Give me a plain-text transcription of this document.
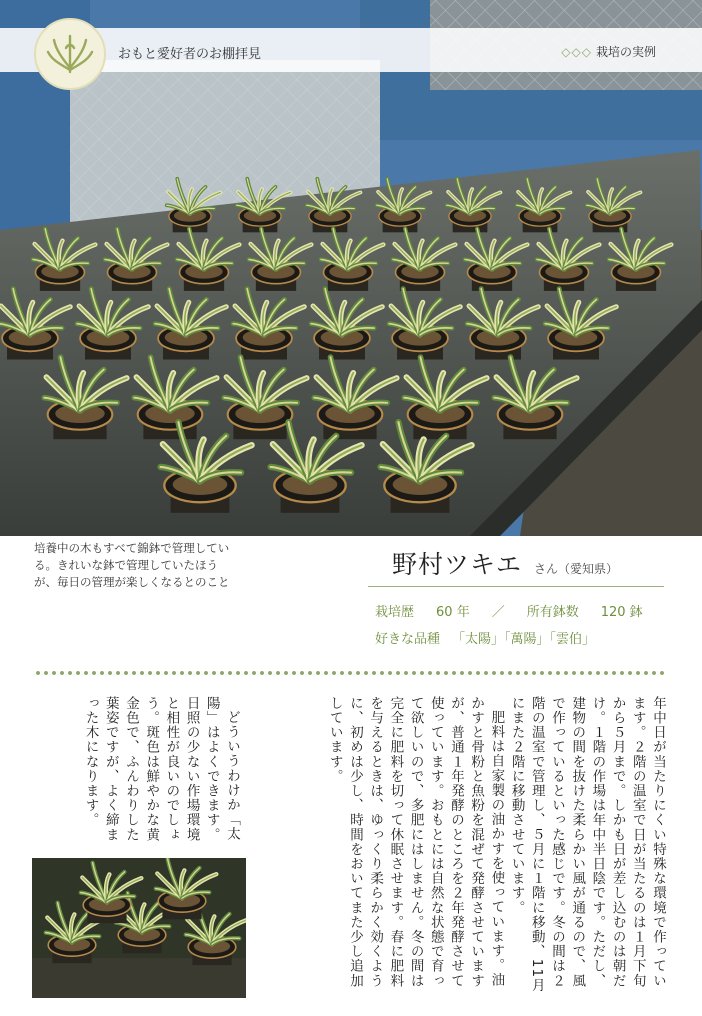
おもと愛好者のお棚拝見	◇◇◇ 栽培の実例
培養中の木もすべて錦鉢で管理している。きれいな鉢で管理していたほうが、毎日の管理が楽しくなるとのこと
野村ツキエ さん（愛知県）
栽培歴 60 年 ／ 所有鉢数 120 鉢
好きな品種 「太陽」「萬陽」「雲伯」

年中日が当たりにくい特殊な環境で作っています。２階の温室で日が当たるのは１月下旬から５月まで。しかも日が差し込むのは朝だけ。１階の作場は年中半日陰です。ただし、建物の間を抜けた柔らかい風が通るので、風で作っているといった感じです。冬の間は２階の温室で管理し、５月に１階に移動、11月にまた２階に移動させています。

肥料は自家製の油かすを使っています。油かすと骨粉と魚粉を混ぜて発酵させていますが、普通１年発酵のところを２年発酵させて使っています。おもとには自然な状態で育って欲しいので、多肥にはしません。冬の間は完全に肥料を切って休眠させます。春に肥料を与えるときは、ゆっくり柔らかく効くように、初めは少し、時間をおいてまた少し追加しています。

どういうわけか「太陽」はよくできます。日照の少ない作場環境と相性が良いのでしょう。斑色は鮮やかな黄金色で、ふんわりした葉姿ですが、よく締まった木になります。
====================
Stated problem » Without the pictures, repeat all the records word for word.

Solution »
Give me a plain-text transcription of this document.
おもと愛好者のお棚拝見	◇◇◇ 栽培の実例
培養中の木もすべて錦鉢で管理している。きれいな鉢で管理していたほうが、毎日の管理が楽しくなるとのこと
野村ツキエ さん（愛知県）
栽培歴 60 年 ／ 所有鉢数 120 鉢
好きな品種 「太陽」「萬陽」「雲伯」

年中日が当たりにくい特殊な環境で作っています。２階の温室で日が当たるのは１月下旬から５月まで。しかも日が差し込むのは朝だけ。１階の作場は年中半日陰です。ただし、建物の間を抜けた柔らかい風が通るので、風で作っているといった感じです。冬の間は２階の温室で管理し、５月に１階に移動、11月にまた２階に移動させています。

肥料は自家製の油かすを使っています。油かすと骨粉と魚粉を混ぜて発酵させていますが、普通１年発酵のところを２年発酵させて使っています。おもとには自然な状態で育って欲しいので、多肥にはしません。冬の間は完全に肥料を切って休眠させます。春に肥料を与えるときは、ゆっくり柔らかく効くように、初めは少し、時間をおいてまた少し追加しています。

どういうわけか「太陽」はよくできます。日照の少ない作場環境と相性が良いのでしょう。斑色は鮮やかな黄金色で、ふんわりした葉姿ですが、よく締まった木になります。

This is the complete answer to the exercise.